Given request » Which lines hold the string "data"? Copy every one of them.

[Information provided start]

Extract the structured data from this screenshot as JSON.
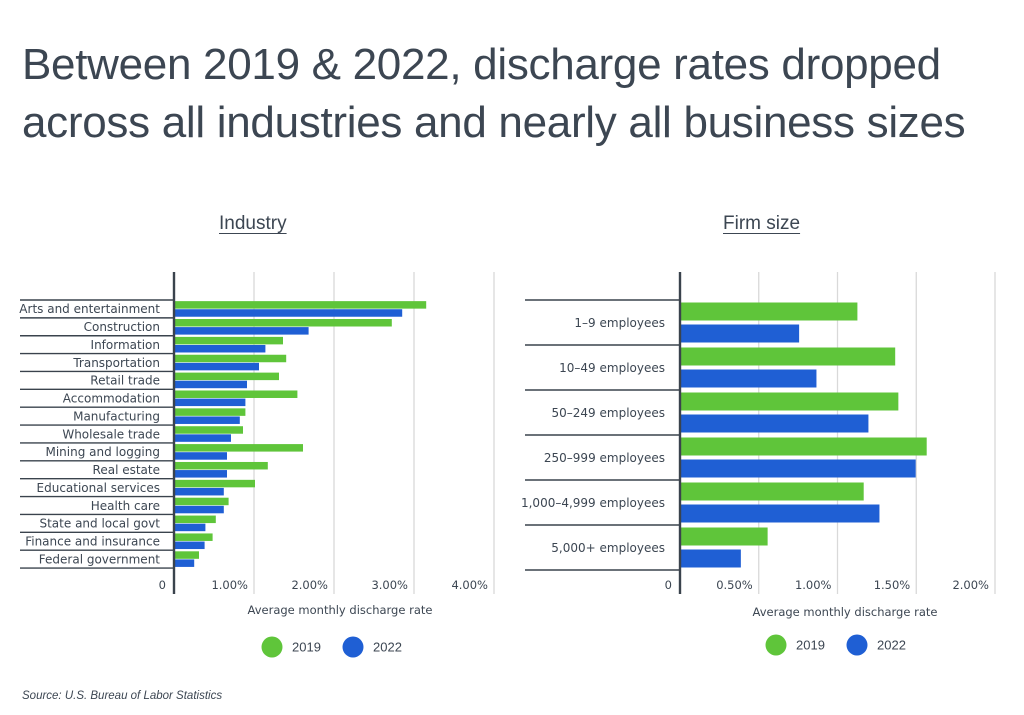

[Information provided end]
[Information provided start]

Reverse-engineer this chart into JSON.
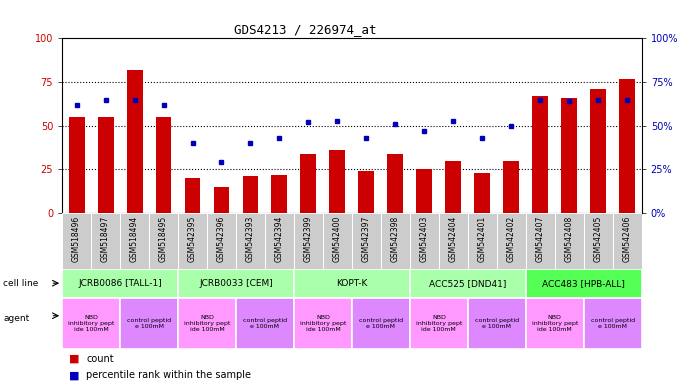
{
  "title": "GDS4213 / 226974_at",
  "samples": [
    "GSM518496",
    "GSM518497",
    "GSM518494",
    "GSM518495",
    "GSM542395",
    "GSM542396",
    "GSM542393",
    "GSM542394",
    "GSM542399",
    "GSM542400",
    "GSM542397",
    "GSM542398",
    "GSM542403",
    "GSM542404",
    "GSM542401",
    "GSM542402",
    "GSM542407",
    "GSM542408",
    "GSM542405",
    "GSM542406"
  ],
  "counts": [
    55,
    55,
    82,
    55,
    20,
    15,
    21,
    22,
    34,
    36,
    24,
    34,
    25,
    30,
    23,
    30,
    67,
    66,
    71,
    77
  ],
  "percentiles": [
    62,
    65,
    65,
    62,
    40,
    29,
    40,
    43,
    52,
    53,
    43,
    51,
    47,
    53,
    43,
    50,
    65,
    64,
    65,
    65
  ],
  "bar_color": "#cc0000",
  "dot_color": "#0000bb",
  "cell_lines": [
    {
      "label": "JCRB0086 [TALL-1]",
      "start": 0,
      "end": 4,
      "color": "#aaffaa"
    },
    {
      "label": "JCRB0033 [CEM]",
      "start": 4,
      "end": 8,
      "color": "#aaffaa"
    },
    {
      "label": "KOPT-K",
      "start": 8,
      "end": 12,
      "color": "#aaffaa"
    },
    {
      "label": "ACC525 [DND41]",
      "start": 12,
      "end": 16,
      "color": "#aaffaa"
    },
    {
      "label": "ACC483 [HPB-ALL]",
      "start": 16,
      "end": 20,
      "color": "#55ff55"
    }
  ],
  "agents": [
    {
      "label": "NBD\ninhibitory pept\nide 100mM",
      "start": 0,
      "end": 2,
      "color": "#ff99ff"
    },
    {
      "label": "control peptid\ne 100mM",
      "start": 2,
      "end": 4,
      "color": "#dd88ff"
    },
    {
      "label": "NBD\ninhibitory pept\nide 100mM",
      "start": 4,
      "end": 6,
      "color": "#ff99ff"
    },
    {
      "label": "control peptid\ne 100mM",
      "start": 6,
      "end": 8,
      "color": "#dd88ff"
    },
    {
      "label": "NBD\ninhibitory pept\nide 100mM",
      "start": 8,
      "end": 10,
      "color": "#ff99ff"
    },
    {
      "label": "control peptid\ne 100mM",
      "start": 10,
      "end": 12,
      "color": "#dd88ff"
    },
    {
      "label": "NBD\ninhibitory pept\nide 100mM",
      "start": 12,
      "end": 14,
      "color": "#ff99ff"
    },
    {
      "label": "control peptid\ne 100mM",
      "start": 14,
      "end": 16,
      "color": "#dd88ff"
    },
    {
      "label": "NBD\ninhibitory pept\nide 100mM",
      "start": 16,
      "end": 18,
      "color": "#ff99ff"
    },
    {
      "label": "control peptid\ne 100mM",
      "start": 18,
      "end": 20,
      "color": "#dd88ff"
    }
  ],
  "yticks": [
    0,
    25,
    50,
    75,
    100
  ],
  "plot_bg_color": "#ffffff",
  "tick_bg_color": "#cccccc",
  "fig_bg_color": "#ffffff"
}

[Information provided end]
[Information provided start]

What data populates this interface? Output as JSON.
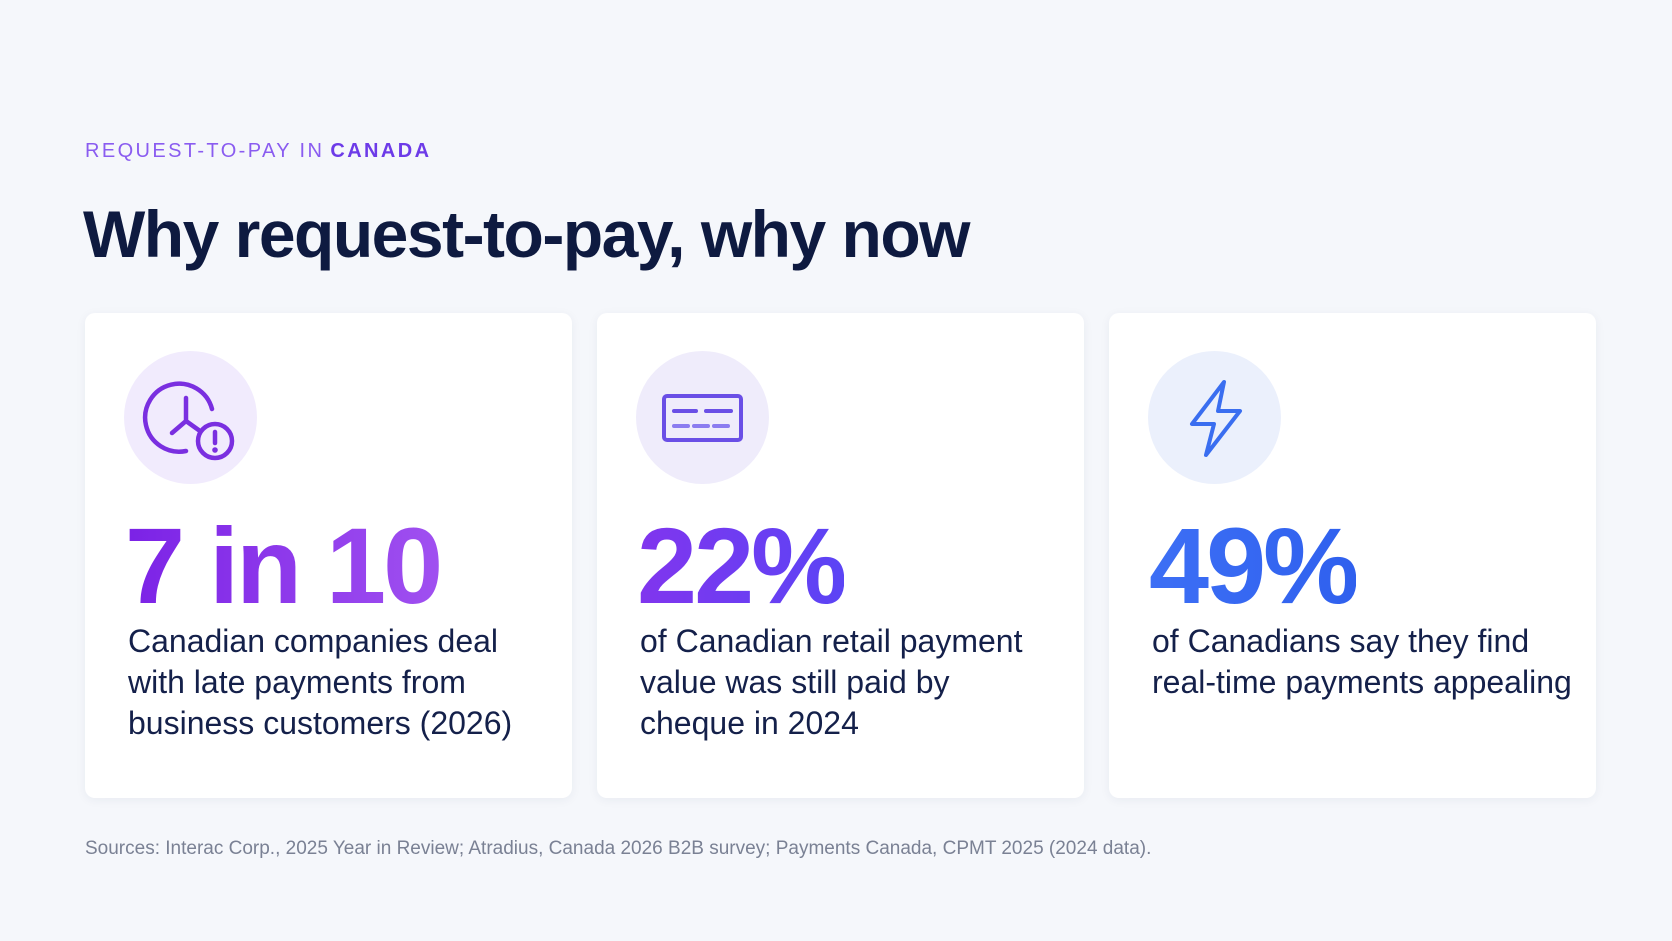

[Information provided end]

Full solution »
Extract the structured data from this screenshot as JSON.
What data populates this interface? Output as JSON.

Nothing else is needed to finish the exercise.